Copy all lines that contain the word "house".

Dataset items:
○ ○ ○

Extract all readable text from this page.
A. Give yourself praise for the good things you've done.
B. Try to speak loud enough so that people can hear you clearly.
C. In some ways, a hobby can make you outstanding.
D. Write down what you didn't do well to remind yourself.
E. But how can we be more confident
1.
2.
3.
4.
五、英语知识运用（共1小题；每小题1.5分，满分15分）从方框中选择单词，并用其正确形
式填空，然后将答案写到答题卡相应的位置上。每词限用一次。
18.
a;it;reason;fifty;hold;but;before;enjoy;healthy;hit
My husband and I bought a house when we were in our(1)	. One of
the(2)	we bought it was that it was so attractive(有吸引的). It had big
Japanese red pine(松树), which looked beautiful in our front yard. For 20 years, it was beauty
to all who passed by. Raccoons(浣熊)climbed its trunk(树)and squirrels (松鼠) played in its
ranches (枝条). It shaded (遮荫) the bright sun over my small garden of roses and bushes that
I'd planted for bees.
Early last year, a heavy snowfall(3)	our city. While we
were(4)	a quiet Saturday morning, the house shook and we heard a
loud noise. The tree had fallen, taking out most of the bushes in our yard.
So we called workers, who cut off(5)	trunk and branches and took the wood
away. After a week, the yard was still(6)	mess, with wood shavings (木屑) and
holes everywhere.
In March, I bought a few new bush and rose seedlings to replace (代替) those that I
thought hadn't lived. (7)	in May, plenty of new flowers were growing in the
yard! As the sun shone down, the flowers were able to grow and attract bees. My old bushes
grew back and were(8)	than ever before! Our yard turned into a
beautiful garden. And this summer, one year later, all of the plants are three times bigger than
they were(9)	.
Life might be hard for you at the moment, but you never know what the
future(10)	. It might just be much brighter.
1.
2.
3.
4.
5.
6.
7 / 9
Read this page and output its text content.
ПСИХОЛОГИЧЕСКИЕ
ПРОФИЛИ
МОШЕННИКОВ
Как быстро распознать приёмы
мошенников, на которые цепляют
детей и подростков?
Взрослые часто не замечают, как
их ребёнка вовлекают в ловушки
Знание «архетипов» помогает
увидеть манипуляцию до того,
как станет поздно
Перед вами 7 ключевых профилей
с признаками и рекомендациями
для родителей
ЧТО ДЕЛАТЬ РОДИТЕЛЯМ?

○ ○ ○

| Completed task |
My husband and I bought a house when we were in our(1)	. One of
were(4)	a quiet Saturday morning, the house shook and we heard a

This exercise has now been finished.